Rewrite the rows from the start through the line containing "data-point bbox=[522, 1299, 539, 1317]", swapping every "y-tick-label" for "y-axis-tick" and leaving everything else unchanged.

Element box records:
———
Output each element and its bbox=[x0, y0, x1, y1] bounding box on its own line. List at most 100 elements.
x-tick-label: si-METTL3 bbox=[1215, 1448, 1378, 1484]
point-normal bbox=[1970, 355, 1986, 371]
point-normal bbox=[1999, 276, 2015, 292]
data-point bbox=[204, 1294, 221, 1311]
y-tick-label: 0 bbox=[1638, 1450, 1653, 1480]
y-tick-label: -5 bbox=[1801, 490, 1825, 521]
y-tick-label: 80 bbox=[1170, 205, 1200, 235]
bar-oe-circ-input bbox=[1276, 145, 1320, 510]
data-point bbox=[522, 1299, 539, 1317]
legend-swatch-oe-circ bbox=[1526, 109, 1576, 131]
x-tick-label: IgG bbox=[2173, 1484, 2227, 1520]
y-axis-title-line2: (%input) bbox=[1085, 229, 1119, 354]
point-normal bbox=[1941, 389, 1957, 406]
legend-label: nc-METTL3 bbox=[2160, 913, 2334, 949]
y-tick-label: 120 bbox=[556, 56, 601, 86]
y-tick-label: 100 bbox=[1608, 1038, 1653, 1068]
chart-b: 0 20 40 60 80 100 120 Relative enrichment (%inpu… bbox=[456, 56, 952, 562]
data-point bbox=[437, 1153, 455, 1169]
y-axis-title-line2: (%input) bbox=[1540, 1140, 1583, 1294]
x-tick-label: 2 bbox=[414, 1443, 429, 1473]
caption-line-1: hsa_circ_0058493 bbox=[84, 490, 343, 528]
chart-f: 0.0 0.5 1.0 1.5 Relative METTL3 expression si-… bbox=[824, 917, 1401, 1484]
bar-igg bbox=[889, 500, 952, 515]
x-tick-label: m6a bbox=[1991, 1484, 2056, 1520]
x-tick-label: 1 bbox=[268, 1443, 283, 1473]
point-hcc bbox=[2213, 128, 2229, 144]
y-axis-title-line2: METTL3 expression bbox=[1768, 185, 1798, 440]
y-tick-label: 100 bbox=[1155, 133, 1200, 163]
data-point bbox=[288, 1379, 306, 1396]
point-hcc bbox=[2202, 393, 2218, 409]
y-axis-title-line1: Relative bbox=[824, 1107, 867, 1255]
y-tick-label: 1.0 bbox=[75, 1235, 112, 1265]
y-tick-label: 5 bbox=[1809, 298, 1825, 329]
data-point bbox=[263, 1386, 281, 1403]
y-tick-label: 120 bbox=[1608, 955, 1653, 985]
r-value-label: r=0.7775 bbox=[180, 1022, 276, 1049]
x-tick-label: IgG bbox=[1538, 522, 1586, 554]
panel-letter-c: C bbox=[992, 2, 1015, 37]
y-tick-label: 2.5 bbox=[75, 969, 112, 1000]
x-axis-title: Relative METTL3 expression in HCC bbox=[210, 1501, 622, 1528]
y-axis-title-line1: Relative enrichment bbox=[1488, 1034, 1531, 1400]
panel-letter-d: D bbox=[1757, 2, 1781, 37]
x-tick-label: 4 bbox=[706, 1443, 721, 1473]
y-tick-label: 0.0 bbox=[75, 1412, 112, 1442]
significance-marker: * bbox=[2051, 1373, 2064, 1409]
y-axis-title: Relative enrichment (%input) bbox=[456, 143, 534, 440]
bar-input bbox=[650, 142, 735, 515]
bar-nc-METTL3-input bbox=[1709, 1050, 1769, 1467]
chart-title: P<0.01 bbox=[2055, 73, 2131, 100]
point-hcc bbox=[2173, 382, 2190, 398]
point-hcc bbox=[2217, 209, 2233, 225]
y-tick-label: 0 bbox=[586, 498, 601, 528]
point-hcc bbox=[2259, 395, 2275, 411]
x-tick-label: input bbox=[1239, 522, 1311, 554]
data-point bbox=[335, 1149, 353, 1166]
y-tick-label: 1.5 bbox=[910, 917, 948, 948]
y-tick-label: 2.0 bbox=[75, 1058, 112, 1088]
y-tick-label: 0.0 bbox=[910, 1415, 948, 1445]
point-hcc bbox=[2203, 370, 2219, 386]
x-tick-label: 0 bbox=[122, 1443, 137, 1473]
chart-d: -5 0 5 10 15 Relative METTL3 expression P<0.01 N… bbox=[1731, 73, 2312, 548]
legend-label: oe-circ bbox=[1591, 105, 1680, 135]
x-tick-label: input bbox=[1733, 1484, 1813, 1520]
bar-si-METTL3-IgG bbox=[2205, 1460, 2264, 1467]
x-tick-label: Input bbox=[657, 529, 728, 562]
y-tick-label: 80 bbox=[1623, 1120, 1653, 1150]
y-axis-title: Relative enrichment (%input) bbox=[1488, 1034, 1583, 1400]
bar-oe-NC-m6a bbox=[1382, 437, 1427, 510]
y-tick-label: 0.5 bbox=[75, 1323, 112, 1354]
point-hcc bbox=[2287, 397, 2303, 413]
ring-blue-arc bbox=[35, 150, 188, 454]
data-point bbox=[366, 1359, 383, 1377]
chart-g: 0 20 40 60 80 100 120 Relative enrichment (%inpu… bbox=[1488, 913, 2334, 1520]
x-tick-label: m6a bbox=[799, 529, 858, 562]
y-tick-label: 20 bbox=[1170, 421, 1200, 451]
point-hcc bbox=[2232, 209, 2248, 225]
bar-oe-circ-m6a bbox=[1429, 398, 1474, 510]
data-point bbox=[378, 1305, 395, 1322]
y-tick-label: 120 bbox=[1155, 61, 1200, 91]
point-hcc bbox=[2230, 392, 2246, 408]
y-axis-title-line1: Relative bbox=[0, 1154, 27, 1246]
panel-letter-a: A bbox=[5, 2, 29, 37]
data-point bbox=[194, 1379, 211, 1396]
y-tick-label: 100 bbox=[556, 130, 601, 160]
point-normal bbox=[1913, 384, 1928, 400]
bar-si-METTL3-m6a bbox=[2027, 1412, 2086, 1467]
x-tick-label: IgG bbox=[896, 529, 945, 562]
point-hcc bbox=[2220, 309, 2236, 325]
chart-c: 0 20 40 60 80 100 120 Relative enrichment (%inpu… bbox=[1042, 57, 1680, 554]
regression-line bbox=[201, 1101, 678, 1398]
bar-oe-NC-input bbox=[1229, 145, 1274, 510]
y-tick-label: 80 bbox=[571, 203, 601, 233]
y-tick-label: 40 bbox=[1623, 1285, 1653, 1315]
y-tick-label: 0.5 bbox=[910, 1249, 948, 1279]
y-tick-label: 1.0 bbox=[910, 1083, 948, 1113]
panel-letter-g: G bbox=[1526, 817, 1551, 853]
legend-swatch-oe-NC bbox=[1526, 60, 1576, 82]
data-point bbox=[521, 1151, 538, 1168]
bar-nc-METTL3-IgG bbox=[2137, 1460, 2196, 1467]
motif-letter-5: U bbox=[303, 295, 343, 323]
———
**OUTPUT FOR THIS TASK**
Output each element and its bbox=[x0, y0, x1, y1] bounding box on its own line. List at most 100 elements.
x-tick-label: si-METTL3 bbox=[1215, 1448, 1378, 1484]
point-normal bbox=[1970, 355, 1986, 371]
point-normal bbox=[1999, 276, 2015, 292]
data-point bbox=[204, 1294, 221, 1311]
y-axis-tick: 0 bbox=[1638, 1450, 1653, 1480]
y-axis-tick: -5 bbox=[1801, 490, 1825, 521]
y-axis-tick: 80 bbox=[1170, 205, 1200, 235]
bar-oe-circ-input bbox=[1276, 145, 1320, 510]
data-point bbox=[522, 1299, 539, 1317]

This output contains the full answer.